◆ **RECORD EXTRACTS**
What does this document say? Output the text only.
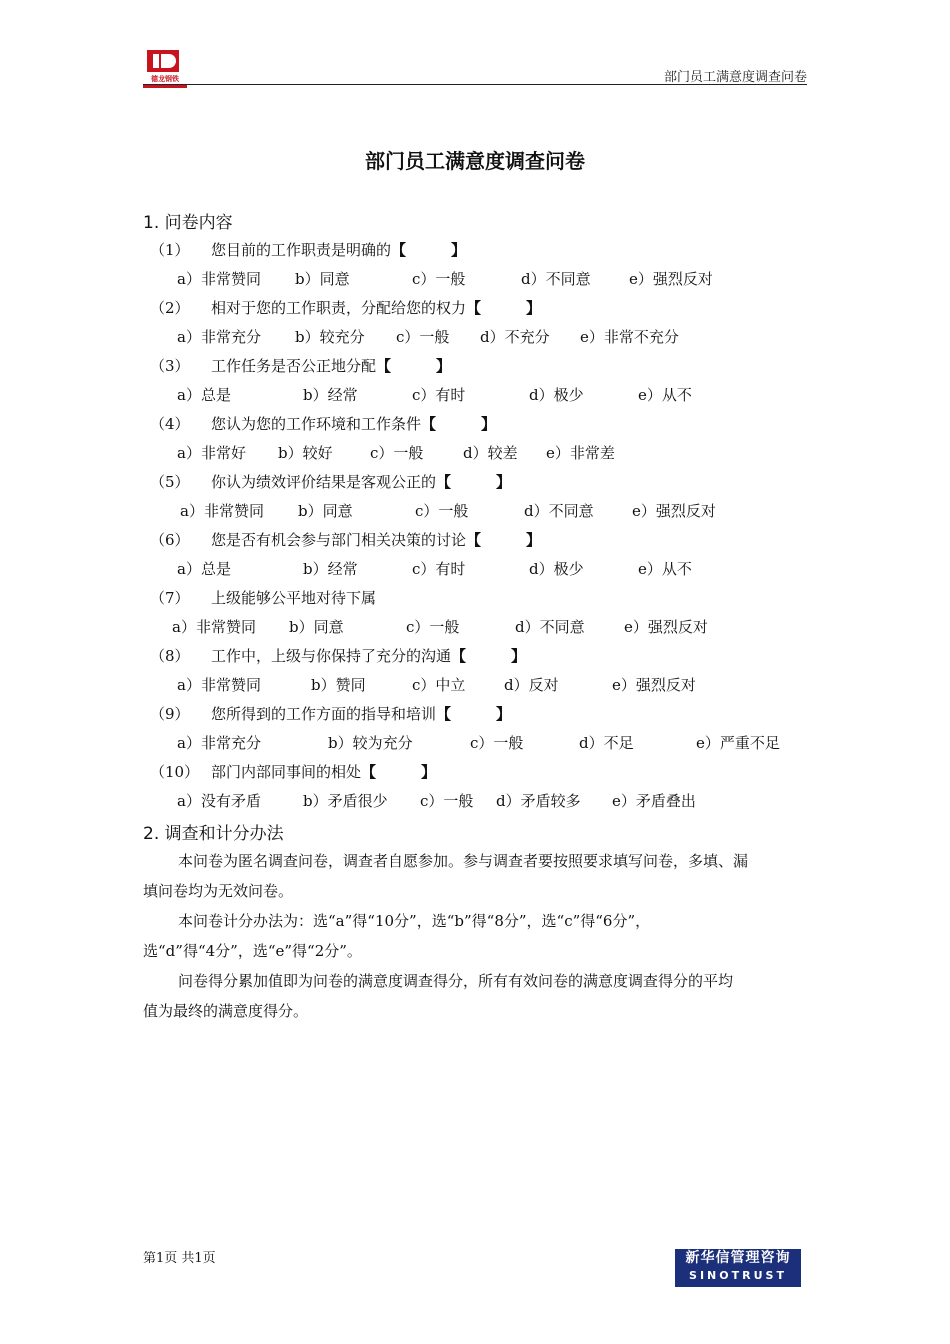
德龙钢铁	部门员工满意度调查问卷
部门员工满意度调查问卷
1. 问卷内容
（1） 您目前的工作职责是明确的【　　　】
a）非常赞同 b）同意	c）一般	d）不同意	e）强烈反对
（2） 相对于您的工作职责，分配给您的权力【　　　】
a）非常充分 b）较充分 c）一般 d）不充分 e）非常不充分
（3） 工作任务是否公正地分配【　　　】
a）总是	b）经常	c）有时	d）极少	e）从不
（4） 您认为您的工作环境和工作条件【　　　】
a）非常好 b）较好 c）一般	d）较差 e）非常差
（5） 你认为绩效评价结果是客观公正的【　　　】
a）非常赞同 b）同意	c）一般	d）不同意	e）强烈反对
（6） 您是否有机会参与部门相关决策的讨论【　　　】
a）总是	b）经常	c）有时	d）极少	e）从不
（7） 上级能够公平地对待下属
a）非常赞同 b）同意	c）一般	d）不同意	e）强烈反对
（8） 工作中，上级与你保持了充分的沟通【　　　】
a）非常赞同	b）赞同	c）中立	d）反对	e）强烈反对
（9） 您所得到的工作方面的指导和培训【　　　】
a）非常充分	b）较为充分	c）一般	d）不足	e）严重不足
（10） 部门内部同事间的相处【　　　】
a）没有矛盾	b）矛盾很少 c）一般 d）矛盾较多 e）矛盾叠出
2. 调查和计分办法
本问卷为匿名调查问卷，调查者自愿参加。参与调查者要按照要求填写问卷，多填、漏
填问卷均为无效问卷。
本问卷计分办法为：选“a”得“10分”，选“b”得“8分”，选“c”得“6分”，
选“d”得“4分”，选“e”得“2分”。
问卷得分累加值即为问卷的满意度调查得分，所有有效问卷的满意度调查得分的平均
值为最终的满意度得分。
第1页 共1页	新华信管理咨询
SINOTRUST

◆ **WHAT IS ASKED**
Omit every picture, then reproduce the rest of the listing exactly.

◆ **EXERCISE RESULT**
What does this document say? Output the text only.
德龙钢铁	部门员工满意度调查问卷
部门员工满意度调查问卷
1. 问卷内容
（1） 您目前的工作职责是明确的【　　　】
a）非常赞同 b）同意	c）一般	d）不同意	e）强烈反对
（2） 相对于您的工作职责，分配给您的权力【　　　】
a）非常充分 b）较充分 c）一般 d）不充分 e）非常不充分
（3） 工作任务是否公正地分配【　　　】
a）总是	b）经常	c）有时	d）极少	e）从不
（4） 您认为您的工作环境和工作条件【　　　】
a）非常好 b）较好 c）一般	d）较差 e）非常差
（5） 你认为绩效评价结果是客观公正的【　　　】
a）非常赞同 b）同意	c）一般	d）不同意	e）强烈反对
（6） 您是否有机会参与部门相关决策的讨论【　　　】
a）总是	b）经常	c）有时	d）极少	e）从不
（7） 上级能够公平地对待下属
a）非常赞同 b）同意	c）一般	d）不同意	e）强烈反对
（8） 工作中，上级与你保持了充分的沟通【　　　】
a）非常赞同	b）赞同	c）中立	d）反对	e）强烈反对
（9） 您所得到的工作方面的指导和培训【　　　】
a）非常充分	b）较为充分	c）一般	d）不足	e）严重不足
（10） 部门内部同事间的相处【　　　】
a）没有矛盾	b）矛盾很少 c）一般 d）矛盾较多 e）矛盾叠出
2. 调查和计分办法
本问卷为匿名调查问卷，调查者自愿参加。参与调查者要按照要求填写问卷，多填、漏
填问卷均为无效问卷。
本问卷计分办法为：选“a”得“10分”，选“b”得“8分”，选“c”得“6分”，
选“d”得“4分”，选“e”得“2分”。
问卷得分累加值即为问卷的满意度调查得分，所有有效问卷的满意度调查得分的平均
值为最终的满意度得分。
第1页 共1页	新华信管理咨询
SINOTRUST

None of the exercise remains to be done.